RECORDED INFORMATION
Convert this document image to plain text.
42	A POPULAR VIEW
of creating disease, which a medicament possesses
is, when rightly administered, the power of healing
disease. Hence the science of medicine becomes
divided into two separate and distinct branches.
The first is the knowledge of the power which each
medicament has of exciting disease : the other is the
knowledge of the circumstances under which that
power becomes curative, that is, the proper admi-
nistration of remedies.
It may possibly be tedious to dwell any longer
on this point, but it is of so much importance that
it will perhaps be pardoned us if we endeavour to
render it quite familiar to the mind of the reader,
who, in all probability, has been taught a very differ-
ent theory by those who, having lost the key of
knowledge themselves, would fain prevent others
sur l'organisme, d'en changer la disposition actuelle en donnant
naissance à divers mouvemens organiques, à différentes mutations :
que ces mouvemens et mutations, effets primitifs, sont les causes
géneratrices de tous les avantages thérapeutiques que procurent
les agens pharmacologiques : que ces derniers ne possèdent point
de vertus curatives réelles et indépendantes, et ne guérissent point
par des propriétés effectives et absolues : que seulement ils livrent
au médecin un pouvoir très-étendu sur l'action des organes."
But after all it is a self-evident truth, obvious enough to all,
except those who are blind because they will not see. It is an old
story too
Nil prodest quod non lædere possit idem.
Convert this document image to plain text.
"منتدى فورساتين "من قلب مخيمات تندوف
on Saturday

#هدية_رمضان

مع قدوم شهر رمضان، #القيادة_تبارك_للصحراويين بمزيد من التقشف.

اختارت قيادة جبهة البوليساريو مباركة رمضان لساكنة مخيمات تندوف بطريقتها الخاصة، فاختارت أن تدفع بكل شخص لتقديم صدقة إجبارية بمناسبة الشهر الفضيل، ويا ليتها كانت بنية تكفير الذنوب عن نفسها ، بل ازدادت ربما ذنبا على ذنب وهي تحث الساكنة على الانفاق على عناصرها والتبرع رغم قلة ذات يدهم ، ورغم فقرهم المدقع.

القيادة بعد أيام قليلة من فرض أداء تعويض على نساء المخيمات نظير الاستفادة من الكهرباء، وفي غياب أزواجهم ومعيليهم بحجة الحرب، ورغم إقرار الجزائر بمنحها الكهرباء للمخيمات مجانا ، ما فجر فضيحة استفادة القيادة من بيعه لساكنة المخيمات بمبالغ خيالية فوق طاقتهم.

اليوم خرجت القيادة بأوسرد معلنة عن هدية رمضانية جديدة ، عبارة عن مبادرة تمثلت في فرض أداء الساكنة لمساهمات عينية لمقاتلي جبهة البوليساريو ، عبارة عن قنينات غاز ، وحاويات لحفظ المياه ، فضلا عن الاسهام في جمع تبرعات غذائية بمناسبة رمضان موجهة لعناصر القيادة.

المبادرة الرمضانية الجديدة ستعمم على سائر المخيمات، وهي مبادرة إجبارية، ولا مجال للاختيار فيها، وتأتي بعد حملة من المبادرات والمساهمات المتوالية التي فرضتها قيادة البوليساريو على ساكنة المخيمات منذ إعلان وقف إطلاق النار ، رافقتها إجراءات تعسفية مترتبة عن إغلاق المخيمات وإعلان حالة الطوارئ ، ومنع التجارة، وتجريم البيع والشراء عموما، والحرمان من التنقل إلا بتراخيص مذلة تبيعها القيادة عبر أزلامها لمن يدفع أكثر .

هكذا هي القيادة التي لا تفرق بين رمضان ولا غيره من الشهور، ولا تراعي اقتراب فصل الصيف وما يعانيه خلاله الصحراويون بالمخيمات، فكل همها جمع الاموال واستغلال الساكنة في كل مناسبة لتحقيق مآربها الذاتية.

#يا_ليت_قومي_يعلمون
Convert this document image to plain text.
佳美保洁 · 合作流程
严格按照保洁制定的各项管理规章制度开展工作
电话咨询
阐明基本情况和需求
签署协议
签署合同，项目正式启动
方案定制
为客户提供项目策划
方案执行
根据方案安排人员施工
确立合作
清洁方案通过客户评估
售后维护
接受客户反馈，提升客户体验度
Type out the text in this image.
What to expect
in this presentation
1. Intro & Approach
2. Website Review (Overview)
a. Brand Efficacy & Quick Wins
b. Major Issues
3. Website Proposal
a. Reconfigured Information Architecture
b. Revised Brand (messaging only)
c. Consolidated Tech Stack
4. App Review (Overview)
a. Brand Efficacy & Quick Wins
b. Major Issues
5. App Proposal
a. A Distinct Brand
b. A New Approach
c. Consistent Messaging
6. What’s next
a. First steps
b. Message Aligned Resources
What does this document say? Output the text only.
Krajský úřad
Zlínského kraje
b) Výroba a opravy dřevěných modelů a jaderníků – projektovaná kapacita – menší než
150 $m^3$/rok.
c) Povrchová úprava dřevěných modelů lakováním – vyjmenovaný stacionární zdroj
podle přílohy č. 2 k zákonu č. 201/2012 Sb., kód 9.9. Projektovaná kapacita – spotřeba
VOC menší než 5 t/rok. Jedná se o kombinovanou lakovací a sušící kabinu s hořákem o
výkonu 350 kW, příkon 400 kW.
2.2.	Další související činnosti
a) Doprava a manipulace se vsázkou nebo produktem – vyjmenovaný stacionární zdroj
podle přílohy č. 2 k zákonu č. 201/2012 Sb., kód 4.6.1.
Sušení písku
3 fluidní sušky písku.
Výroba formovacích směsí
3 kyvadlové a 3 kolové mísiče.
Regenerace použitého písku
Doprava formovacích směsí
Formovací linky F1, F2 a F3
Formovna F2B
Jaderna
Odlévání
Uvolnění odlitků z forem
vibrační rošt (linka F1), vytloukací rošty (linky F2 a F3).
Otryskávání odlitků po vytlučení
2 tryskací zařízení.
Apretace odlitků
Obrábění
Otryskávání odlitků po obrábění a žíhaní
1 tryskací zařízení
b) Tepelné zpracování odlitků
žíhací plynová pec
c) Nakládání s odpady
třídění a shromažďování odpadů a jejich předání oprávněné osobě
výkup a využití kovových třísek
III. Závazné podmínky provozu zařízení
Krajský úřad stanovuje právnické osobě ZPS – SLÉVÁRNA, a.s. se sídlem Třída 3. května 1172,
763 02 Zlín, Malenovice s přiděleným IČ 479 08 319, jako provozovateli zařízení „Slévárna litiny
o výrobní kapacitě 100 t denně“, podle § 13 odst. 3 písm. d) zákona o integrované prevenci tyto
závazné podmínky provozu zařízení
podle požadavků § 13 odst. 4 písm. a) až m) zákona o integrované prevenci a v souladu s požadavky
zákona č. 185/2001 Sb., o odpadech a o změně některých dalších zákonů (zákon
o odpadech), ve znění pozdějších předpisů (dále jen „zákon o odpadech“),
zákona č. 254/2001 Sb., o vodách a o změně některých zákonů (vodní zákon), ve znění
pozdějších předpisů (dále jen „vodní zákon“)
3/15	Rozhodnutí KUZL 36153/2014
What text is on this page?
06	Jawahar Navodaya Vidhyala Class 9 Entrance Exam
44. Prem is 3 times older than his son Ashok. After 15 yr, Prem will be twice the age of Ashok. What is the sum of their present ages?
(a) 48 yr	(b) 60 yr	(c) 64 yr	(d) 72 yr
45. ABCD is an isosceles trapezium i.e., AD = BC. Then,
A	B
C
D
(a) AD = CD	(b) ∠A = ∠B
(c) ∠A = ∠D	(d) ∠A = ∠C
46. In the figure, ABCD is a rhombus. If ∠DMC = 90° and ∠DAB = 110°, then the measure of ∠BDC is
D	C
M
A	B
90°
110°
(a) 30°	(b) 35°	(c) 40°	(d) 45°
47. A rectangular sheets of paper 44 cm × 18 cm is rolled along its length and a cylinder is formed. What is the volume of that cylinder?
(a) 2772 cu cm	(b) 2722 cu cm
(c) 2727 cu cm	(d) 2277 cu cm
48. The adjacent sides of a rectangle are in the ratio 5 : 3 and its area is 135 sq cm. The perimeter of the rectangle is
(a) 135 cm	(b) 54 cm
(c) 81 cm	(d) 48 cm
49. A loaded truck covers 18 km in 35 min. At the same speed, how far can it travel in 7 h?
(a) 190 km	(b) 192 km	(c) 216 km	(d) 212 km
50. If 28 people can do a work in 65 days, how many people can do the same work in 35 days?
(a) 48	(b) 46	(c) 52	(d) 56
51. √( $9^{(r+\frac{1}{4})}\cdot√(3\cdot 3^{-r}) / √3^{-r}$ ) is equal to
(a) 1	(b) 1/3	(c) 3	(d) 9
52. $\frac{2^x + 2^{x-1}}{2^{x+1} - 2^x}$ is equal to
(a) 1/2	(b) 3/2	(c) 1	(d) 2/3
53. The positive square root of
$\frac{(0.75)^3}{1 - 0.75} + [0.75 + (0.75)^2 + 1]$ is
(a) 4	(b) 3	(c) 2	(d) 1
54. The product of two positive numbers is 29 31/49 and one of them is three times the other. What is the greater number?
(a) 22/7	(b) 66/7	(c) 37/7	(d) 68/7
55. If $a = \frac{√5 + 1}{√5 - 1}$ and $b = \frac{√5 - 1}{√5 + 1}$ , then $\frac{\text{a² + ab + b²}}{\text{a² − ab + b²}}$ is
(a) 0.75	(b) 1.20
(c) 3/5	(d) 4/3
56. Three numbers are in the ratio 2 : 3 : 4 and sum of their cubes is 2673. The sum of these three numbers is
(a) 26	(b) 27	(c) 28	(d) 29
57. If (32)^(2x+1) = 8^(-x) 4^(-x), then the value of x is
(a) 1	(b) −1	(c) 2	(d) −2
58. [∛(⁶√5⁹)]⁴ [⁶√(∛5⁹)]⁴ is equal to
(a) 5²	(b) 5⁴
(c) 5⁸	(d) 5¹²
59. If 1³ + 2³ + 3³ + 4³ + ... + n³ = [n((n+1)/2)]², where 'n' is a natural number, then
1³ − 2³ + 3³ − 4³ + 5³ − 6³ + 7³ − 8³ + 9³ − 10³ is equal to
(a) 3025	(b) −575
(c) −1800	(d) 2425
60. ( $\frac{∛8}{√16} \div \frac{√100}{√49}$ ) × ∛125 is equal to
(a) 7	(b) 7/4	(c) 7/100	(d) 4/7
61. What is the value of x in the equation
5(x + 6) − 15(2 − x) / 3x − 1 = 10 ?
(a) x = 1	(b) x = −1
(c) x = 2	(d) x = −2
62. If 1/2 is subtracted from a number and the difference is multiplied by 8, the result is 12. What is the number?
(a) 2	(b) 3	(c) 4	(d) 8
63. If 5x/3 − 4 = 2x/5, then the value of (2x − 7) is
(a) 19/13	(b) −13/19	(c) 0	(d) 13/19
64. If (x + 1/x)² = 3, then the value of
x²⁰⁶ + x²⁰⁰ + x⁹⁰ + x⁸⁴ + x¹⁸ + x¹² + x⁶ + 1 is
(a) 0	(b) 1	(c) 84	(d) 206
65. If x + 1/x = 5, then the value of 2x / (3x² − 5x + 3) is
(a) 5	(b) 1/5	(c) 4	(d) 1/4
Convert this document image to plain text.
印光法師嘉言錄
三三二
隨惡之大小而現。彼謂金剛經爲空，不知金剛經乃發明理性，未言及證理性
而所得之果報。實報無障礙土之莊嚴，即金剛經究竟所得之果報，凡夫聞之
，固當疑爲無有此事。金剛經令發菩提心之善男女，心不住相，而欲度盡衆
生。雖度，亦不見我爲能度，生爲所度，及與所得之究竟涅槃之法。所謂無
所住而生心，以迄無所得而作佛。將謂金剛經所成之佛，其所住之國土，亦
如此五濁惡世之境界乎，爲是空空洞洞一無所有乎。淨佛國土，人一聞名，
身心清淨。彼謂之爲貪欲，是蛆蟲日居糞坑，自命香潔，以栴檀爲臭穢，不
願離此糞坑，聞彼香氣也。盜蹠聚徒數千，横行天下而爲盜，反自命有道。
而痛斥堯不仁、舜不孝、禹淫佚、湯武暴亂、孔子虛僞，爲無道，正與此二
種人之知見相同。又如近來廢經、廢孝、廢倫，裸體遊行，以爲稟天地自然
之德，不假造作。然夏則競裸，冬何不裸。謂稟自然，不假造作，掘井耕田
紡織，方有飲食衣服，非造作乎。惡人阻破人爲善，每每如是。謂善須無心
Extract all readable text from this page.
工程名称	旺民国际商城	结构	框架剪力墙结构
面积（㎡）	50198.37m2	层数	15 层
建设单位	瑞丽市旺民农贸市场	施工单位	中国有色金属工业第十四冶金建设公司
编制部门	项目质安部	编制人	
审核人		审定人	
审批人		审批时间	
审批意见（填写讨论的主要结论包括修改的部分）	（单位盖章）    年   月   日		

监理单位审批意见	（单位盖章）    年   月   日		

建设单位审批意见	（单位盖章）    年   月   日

TASK REQUIREMENTS
List all lines from the entries that include the word "numbers".

WORKED ANSWER
54. The product of two positive numbers is 29 31/49 and one of them is three times the other. What is the greater number?
56. Three numbers are in the ratio 2 : 3 : 4 and sum of their cubes is 2673. The sum of these three numbers is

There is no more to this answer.